WORK REQUIRED =
Retype all the entries word for word, but omit the pictures.

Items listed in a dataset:
***
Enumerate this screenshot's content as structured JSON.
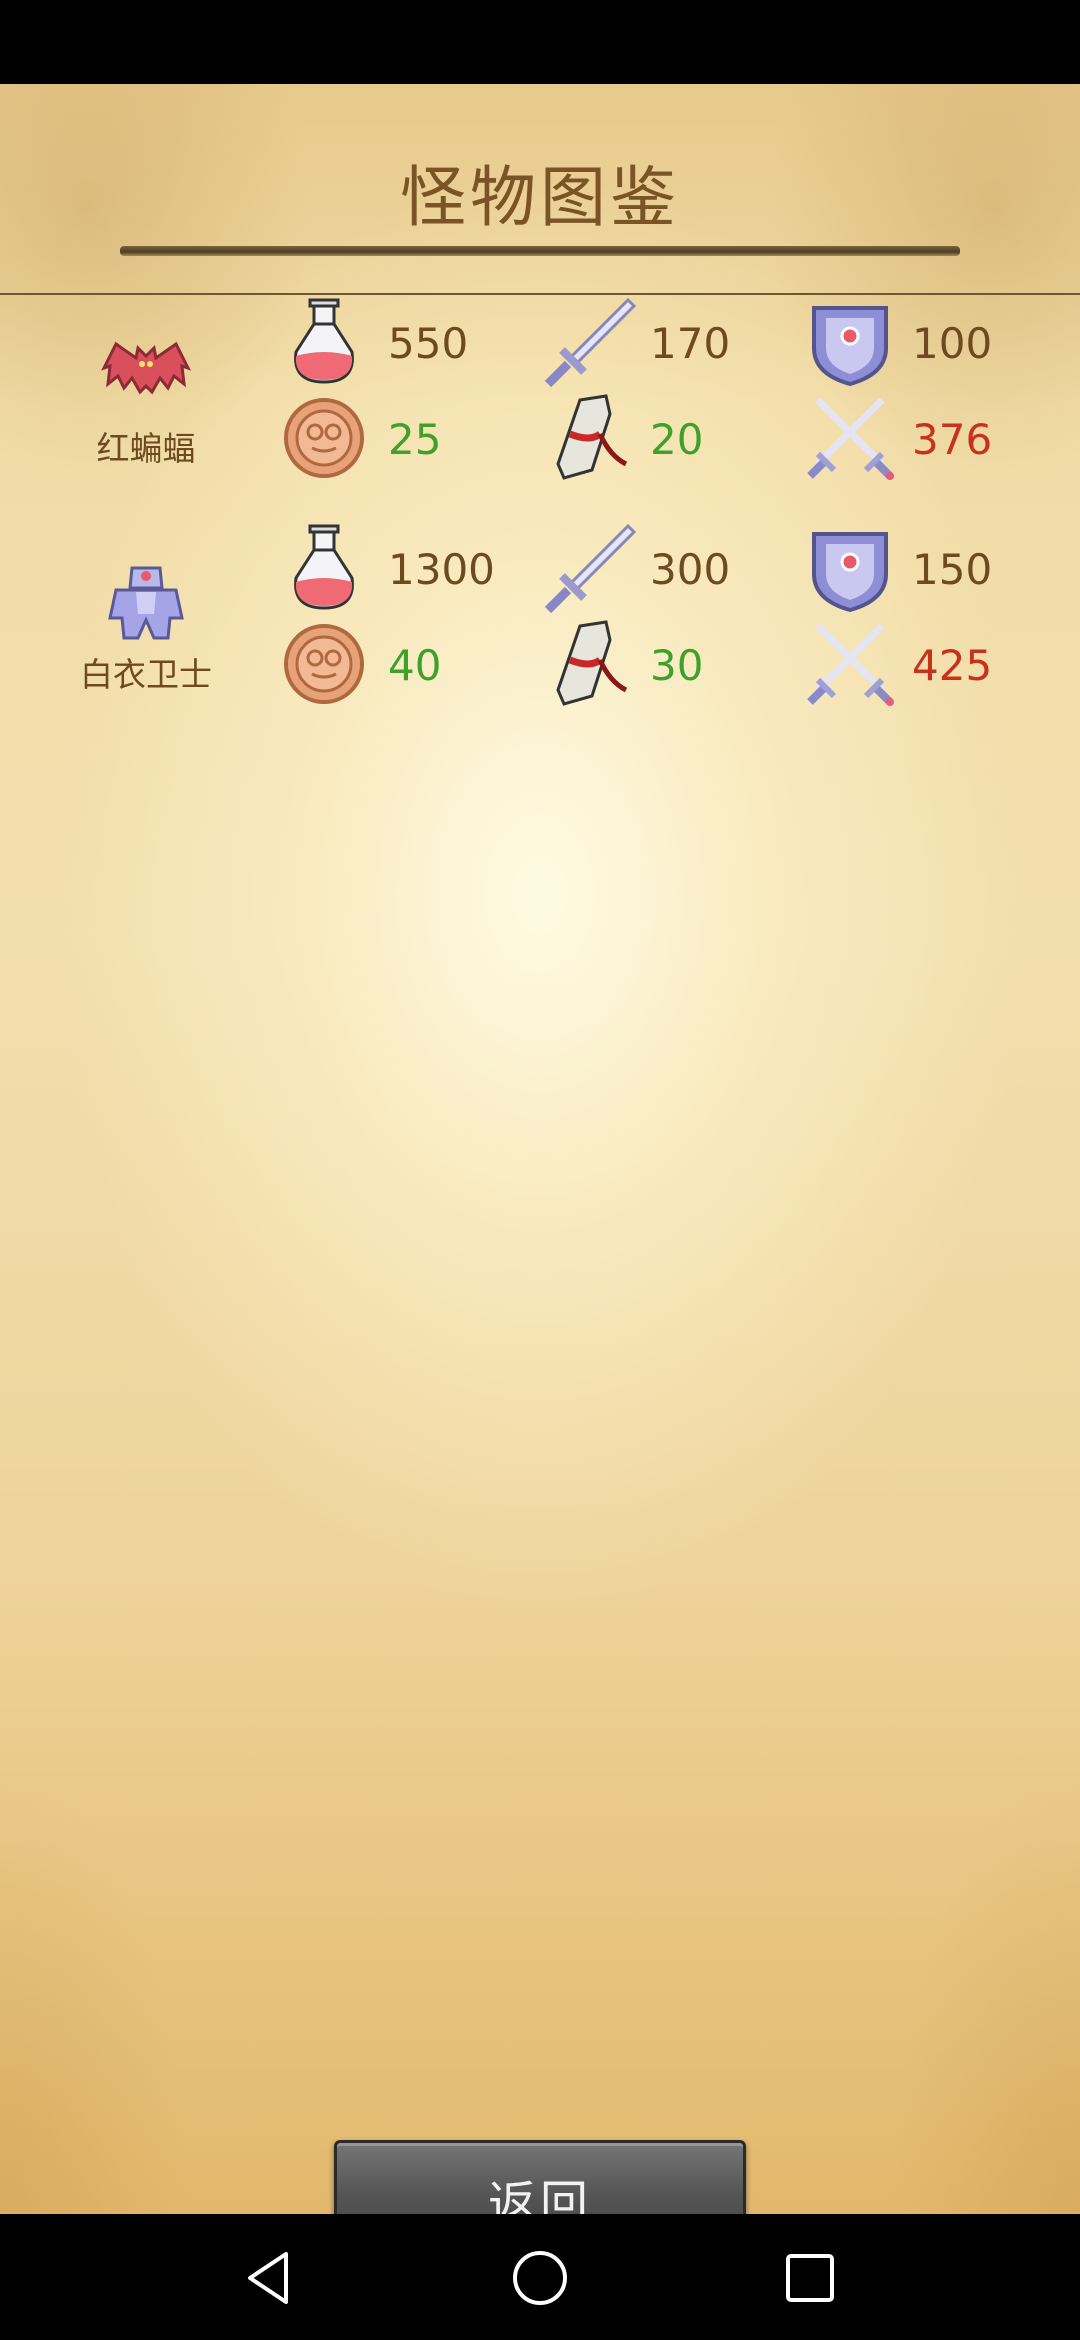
{
  "header": {
    "title": "怪物图鉴"
  },
  "monsters": [
    {
      "name": "红蝙蝠",
      "icon": "red-bat-icon",
      "hp": "550",
      "attack": "170",
      "defense": "100",
      "gold": "25",
      "exp": "20",
      "damage": "376"
    },
    {
      "name": "白衣卫士",
      "icon": "white-guard-icon",
      "hp": "1300",
      "attack": "300",
      "defense": "150",
      "gold": "40",
      "exp": "30",
      "damage": "425"
    }
  ],
  "footer": {
    "back_label": "返回"
  },
  "colors": {
    "title": "#7a5424",
    "reward": "#3fa02c",
    "damage": "#c6321c",
    "stat": "#6e4a20"
  },
  "icons": [
    "potion-icon",
    "sword-icon",
    "shield-icon",
    "coin-icon",
    "scroll-icon",
    "crossed-swords-icon"
  ]
}
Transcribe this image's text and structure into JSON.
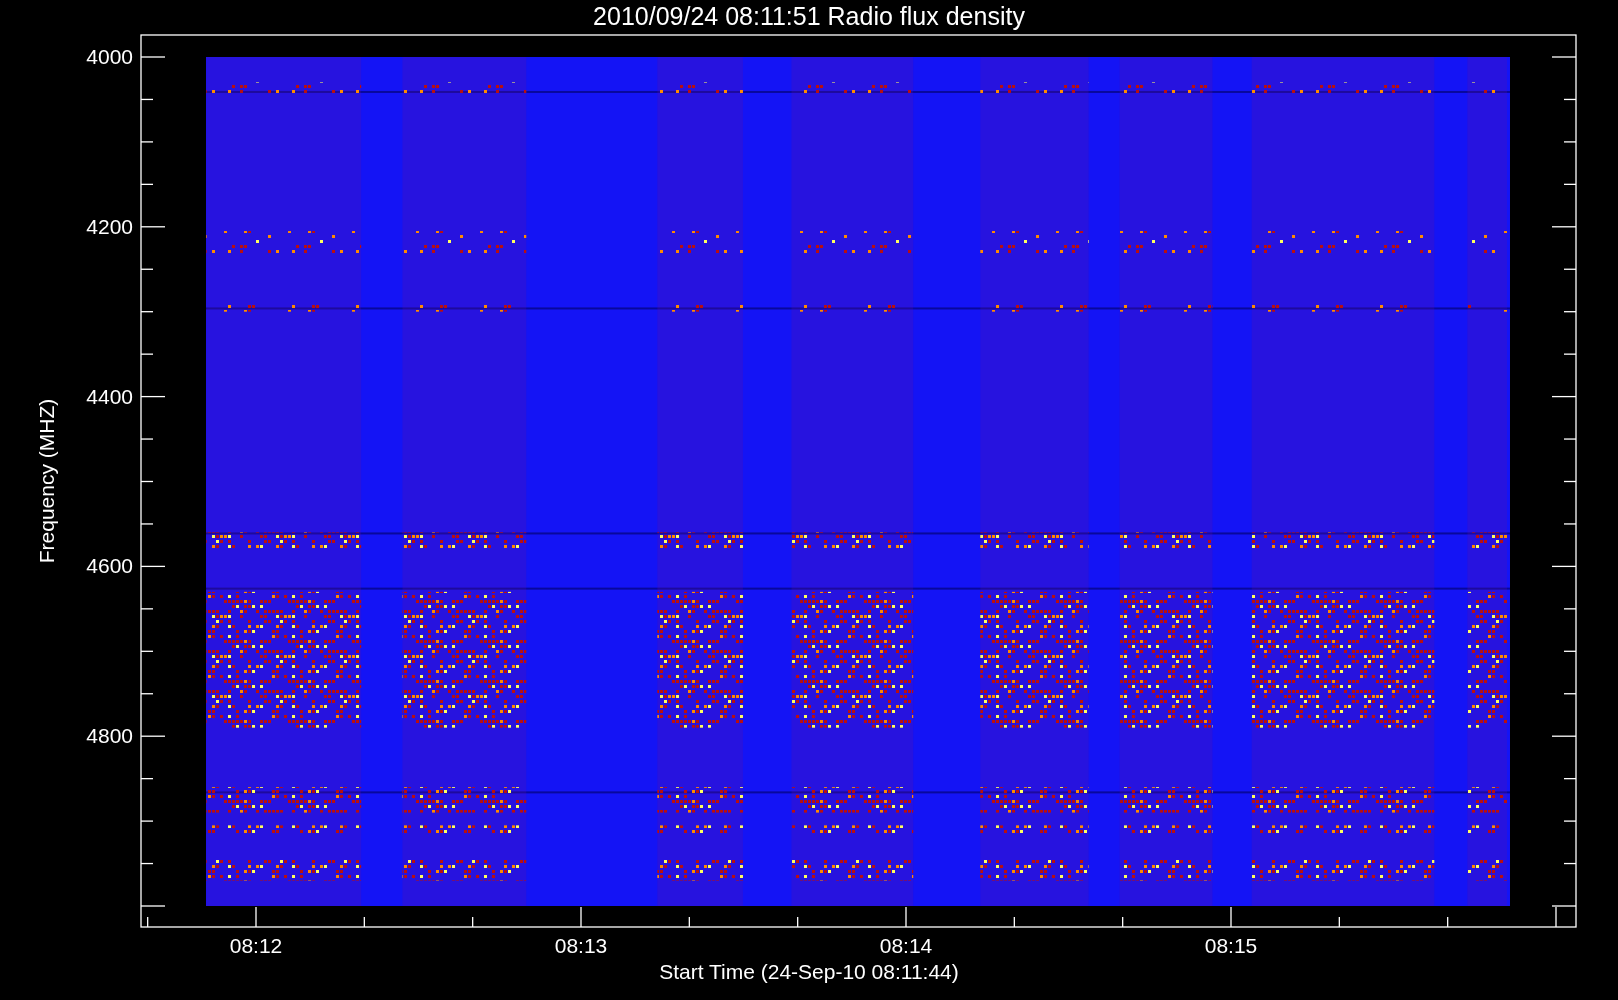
{
  "title": "2010/09/24 08:11:51 Radio flux density",
  "y_axis": {
    "label": "Frequency (MHZ)",
    "ticks": [
      "4000",
      "4200",
      "4400",
      "4600",
      "4800"
    ]
  },
  "x_axis": {
    "label": "Start Time (24-Sep-10 08:11:44)",
    "ticks": [
      "08:12",
      "08:13",
      "08:14",
      "08:15"
    ]
  }
}
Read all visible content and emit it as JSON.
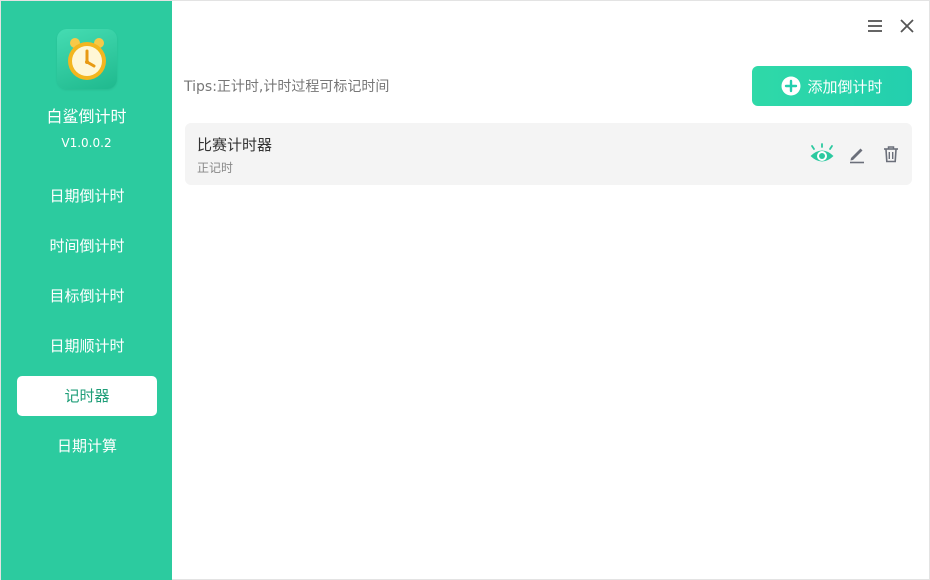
{
  "app": {
    "name": "白鲨倒计时",
    "version": "V1.0.0.2"
  },
  "sidebar": {
    "items": [
      {
        "label": "日期倒计时",
        "active": false
      },
      {
        "label": "时间倒计时",
        "active": false
      },
      {
        "label": "目标倒计时",
        "active": false
      },
      {
        "label": "日期顺计时",
        "active": false
      },
      {
        "label": "记时器",
        "active": true
      },
      {
        "label": "日期计算",
        "active": false
      }
    ]
  },
  "titlebar": {
    "icons": [
      "menu-icon",
      "close-icon"
    ]
  },
  "main": {
    "tips": "Tips:正计时,计时过程可标记时间",
    "add_button_label": "添加倒计时",
    "timers": [
      {
        "title": "比赛计时器",
        "subtitle": "正记时",
        "actions": [
          "eye-icon",
          "edit-icon",
          "delete-icon"
        ]
      }
    ]
  },
  "colors": {
    "sidebar": "#2ccb9f",
    "accent": "#23cfae",
    "active_text": "#1f9e78",
    "card_bg": "#f4f4f4"
  }
}
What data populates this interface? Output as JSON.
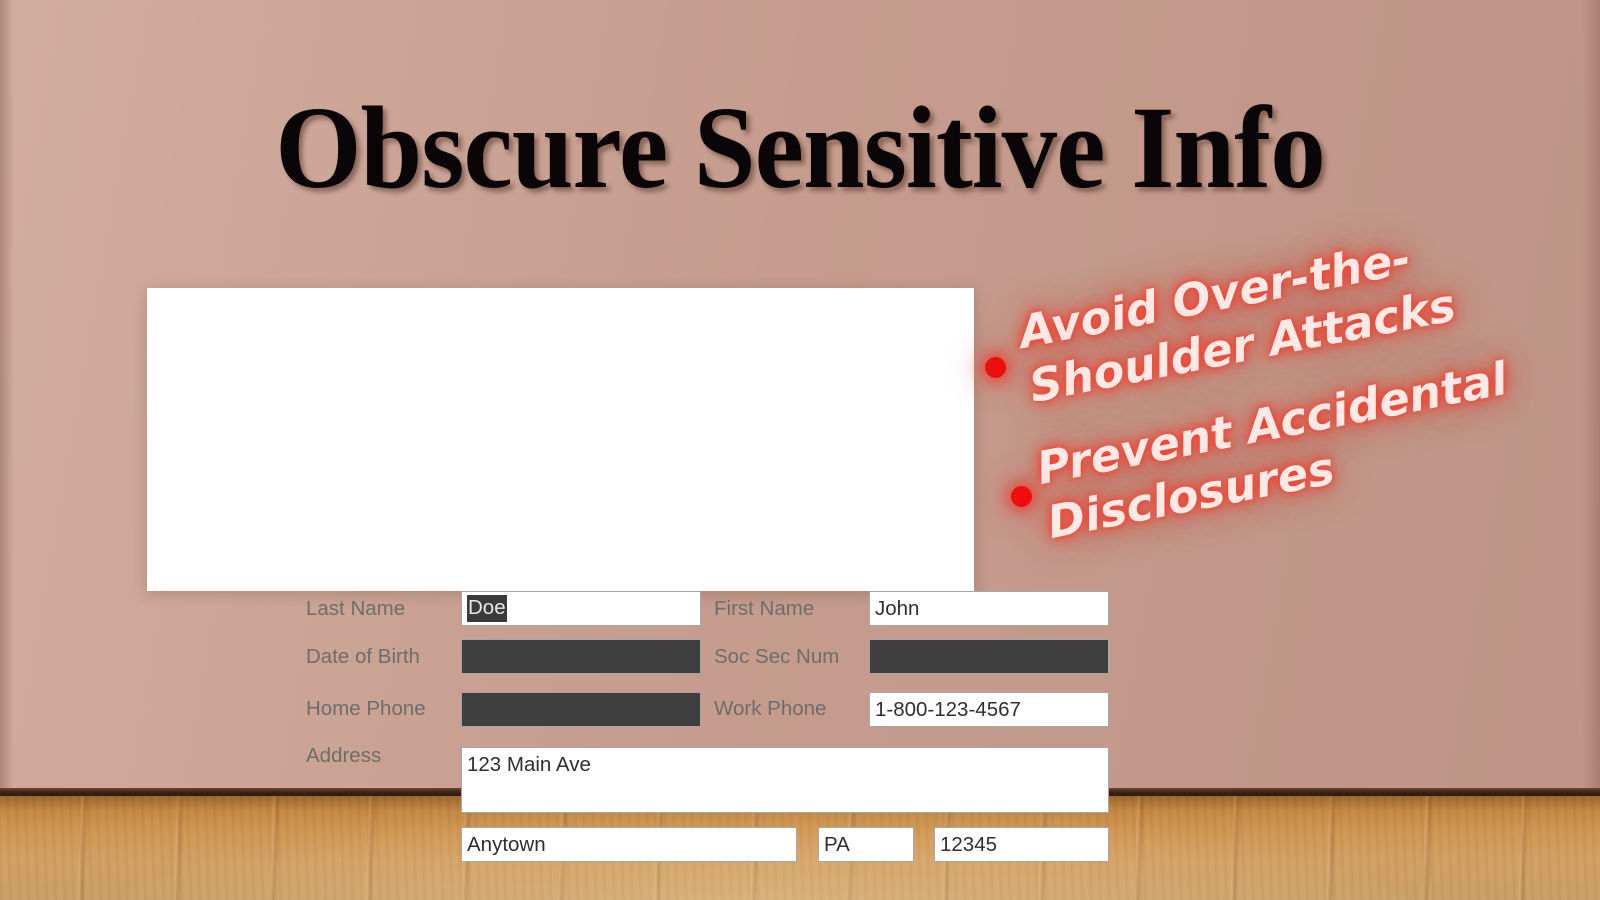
{
  "slide": {
    "title": "Obscure Sensitive Info",
    "wall_color": "#c59c8d",
    "floor_color": "#cf9551",
    "card_color": "#ffffff",
    "accent_color": "#ee1010",
    "redaction_color": "#3f3f3f"
  },
  "form": {
    "rows": [
      {
        "left_label": "Last Name",
        "left_value": "Doe",
        "left_redacted": false,
        "left_selected": true,
        "right_label": "First Name",
        "right_value": "John",
        "right_redacted": false
      },
      {
        "left_label": "Date of Birth",
        "left_value": "",
        "left_redacted": true,
        "left_selected": false,
        "right_label": "Soc Sec Num",
        "right_value": "",
        "right_redacted": true
      },
      {
        "left_label": "Home Phone",
        "left_value": "",
        "left_redacted": true,
        "left_selected": false,
        "right_label": "Work Phone",
        "right_value": "1-800-123-4567",
        "right_redacted": false
      }
    ],
    "address": {
      "label": "Address",
      "street": "123 Main Ave",
      "city": "Anytown",
      "state": "PA",
      "zip": "12345"
    }
  },
  "callout": {
    "bullets": [
      {
        "line1": "Avoid Over-the-",
        "line2": "Shoulder Attacks"
      },
      {
        "line1": "Prevent Accidental",
        "line2": "Disclosures"
      }
    ],
    "bullet_marker": "bullet-dot-icon"
  }
}
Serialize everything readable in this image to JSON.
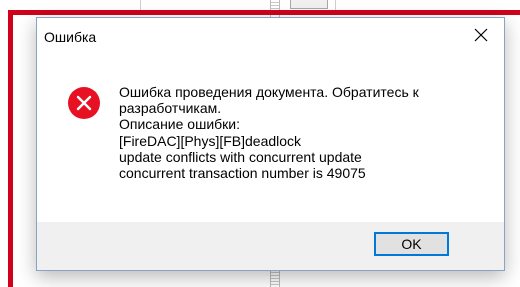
{
  "dialog": {
    "title": "Ошибка",
    "icon": "error-icon",
    "message_lines": [
      "Ошибка проведения документа. Обратитесь к",
      "разработчикам.",
      "Описание ошибки:",
      "[FireDAC][Phys][FB]deadlock",
      "update conflicts with concurrent update",
      "concurrent transaction number is 49075"
    ],
    "ok_label": "OK"
  },
  "colors": {
    "highlight_frame": "#d0021b",
    "error_icon": "#e81123",
    "button_border": "#0078d7",
    "footer": "#f0f0f0"
  }
}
***
RESULT OF THIS TASK =
Enumerate this screenshot's content as structured JSON.
{
  "header": {
    "title": "怪物图鉴"
  },
  "monsters": [
    {
      "name": "红蝙蝠",
      "icon": "red-bat-icon",
      "hp": "550",
      "attack": "170",
      "defense": "100",
      "gold": "25",
      "exp": "20",
      "damage": "376"
    },
    {
      "name": "白衣卫士",
      "icon": "white-guard-icon",
      "hp": "1300",
      "attack": "300",
      "defense": "150",
      "gold": "40",
      "exp": "30",
      "damage": "425"
    }
  ],
  "footer": {
    "back_label": "返回"
  },
  "colors": {
    "title": "#7a5424",
    "reward": "#3fa02c",
    "damage": "#c6321c",
    "stat": "#6e4a20"
  },
  "icons": [
    "potion-icon",
    "sword-icon",
    "shield-icon",
    "coin-icon",
    "scroll-icon",
    "crossed-swords-icon"
  ]
}
Transcribe this image's text and structure into JSON.
{
  "title": "2010/09/24 08:11:51 Radio flux density",
  "y_axis": {
    "label": "Frequency (MHZ)",
    "ticks": [
      "4000",
      "4200",
      "4400",
      "4600",
      "4800"
    ]
  },
  "x_axis": {
    "label": "Start Time (24-Sep-10 08:11:44)",
    "ticks": [
      "08:12",
      "08:13",
      "08:14",
      "08:15"
    ]
  }
}
Read all visible content and emit it as JSON.
{
  "app": {
    "name": "白鲨倒计时",
    "version": "V1.0.0.2"
  },
  "sidebar": {
    "items": [
      {
        "label": "日期倒计时",
        "active": false
      },
      {
        "label": "时间倒计时",
        "active": false
      },
      {
        "label": "目标倒计时",
        "active": false
      },
      {
        "label": "日期顺计时",
        "active": false
      },
      {
        "label": "记时器",
        "active": true
      },
      {
        "label": "日期计算",
        "active": false
      }
    ]
  },
  "titlebar": {
    "icons": [
      "menu-icon",
      "close-icon"
    ]
  },
  "main": {
    "tips": "Tips:正计时,计时过程可标记时间",
    "add_button_label": "添加倒计时",
    "timers": [
      {
        "title": "比赛计时器",
        "subtitle": "正记时",
        "actions": [
          "eye-icon",
          "edit-icon",
          "delete-icon"
        ]
      }
    ]
  },
  "colors": {
    "sidebar": "#2ccb9f",
    "accent": "#23cfae",
    "active_text": "#1f9e78",
    "card_bg": "#f4f4f4"
  }
}
What data populates this interface? Output as JSON.
{
  "slide": {
    "title": "Obscure Sensitive Info",
    "wall_color": "#c59c8d",
    "floor_color": "#cf9551",
    "card_color": "#ffffff",
    "accent_color": "#ee1010",
    "redaction_color": "#3f3f3f"
  },
  "form": {
    "rows": [
      {
        "left_label": "Last Name",
        "left_value": "Doe",
        "left_redacted": false,
        "left_selected": true,
        "right_label": "First Name",
        "right_value": "John",
        "right_redacted": false
      },
      {
        "left_label": "Date of Birth",
        "left_value": "",
        "left_redacted": true,
        "left_selected": false,
        "right_label": "Soc Sec Num",
        "right_value": "",
        "right_redacted": true
      },
      {
        "left_label": "Home Phone",
        "left_value": "",
        "left_redacted": true,
        "left_selected": false,
        "right_label": "Work Phone",
        "right_value": "1-800-123-4567",
        "right_redacted": false
      }
    ],
    "address": {
      "label": "Address",
      "street": "123 Main Ave",
      "city": "Anytown",
      "state": "PA",
      "zip": "12345"
    }
  },
  "callout": {
    "bullets": [
      {
        "line1": "Avoid Over-the-",
        "line2": "Shoulder Attacks"
      },
      {
        "line1": "Prevent Accidental",
        "line2": "Disclosures"
      }
    ],
    "bullet_marker": "bullet-dot-icon"
  }
}
Serialize everything readable in this image to JSON.
{
  "dialog": {
    "title": "Ошибка",
    "icon": "error-icon",
    "message_lines": [
      "Ошибка проведения документа. Обратитесь к",
      "разработчикам.",
      "Описание ошибки:",
      "[FireDAC][Phys][FB]deadlock",
      "update conflicts with concurrent update",
      "concurrent transaction number is 49075"
    ],
    "ok_label": "OK"
  },
  "colors": {
    "highlight_frame": "#d0021b",
    "error_icon": "#e81123",
    "button_border": "#0078d7",
    "footer": "#f0f0f0"
  }
}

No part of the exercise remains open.